Restate the entries below verbatim.

Dataset entries on figures
:::

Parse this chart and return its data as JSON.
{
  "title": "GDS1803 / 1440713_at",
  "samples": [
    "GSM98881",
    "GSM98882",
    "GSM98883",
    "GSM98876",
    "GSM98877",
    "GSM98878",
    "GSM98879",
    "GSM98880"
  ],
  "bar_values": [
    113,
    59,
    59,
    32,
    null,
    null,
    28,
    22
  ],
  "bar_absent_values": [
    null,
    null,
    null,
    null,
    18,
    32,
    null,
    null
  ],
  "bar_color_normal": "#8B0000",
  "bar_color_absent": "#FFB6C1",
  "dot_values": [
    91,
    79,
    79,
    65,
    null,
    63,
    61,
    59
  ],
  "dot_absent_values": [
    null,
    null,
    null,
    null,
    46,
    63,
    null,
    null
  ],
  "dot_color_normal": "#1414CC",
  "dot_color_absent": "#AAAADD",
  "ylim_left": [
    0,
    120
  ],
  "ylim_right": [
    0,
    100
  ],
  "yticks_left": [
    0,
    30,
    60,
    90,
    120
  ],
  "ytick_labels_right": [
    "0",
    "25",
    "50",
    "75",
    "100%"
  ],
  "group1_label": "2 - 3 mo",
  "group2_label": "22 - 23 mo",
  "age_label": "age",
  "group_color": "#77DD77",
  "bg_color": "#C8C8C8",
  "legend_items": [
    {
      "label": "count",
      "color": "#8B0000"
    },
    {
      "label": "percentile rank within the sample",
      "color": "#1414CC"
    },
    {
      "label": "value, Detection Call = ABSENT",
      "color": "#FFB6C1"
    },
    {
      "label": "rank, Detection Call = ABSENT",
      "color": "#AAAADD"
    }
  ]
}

:::

» Finished task:
Parse this chart and return its data as JSON.
{
  "title": "GDS1803 / 1440713_at",
  "samples": [
    "GSM98881",
    "GSM98882",
    "GSM98883",
    "GSM98876",
    "GSM98877",
    "GSM98878",
    "GSM98879",
    "GSM98880"
  ],
  "bar_values": [
    113,
    59,
    59,
    32,
    null,
    null,
    28,
    22
  ],
  "bar_absent_values": [
    null,
    null,
    null,
    null,
    18,
    32,
    null,
    null
  ],
  "bar_color_normal": "#8B0000",
  "bar_color_absent": "#FFB6C1",
  "dot_values": [
    91,
    79,
    79,
    65,
    null,
    63,
    61,
    59
  ],
  "dot_absent_values": [
    null,
    null,
    null,
    null,
    46,
    63,
    null,
    null
  ],
  "dot_color_normal": "#1414CC",
  "dot_color_absent": "#AAAADD",
  "ylim_left": [
    0,
    120
  ],
  "ylim_right": [
    0,
    100
  ],
  "yticks_left": [
    0,
    30,
    60,
    90,
    120
  ],
  "ytick_labels_right": [
    "0",
    "25",
    "50",
    "75",
    "100%"
  ],
  "group1_label": "2 - 3 mo",
  "group2_label": "22 - 23 mo",
  "age_label": "age",
  "group_color": "#77DD77",
  "bg_color": "#C8C8C8",
  "legend_items": [
    {
      "label": "count",
      "color": "#8B0000"
    },
    {
      "label": "percentile rank within the sample",
      "color": "#1414CC"
    },
    {
      "label": "value, Detection Call = ABSENT",
      "color": "#FFB6C1"
    },
    {
      "label": "rank, Detection Call = ABSENT",
      "color": "#AAAADD"
    }
  ]
}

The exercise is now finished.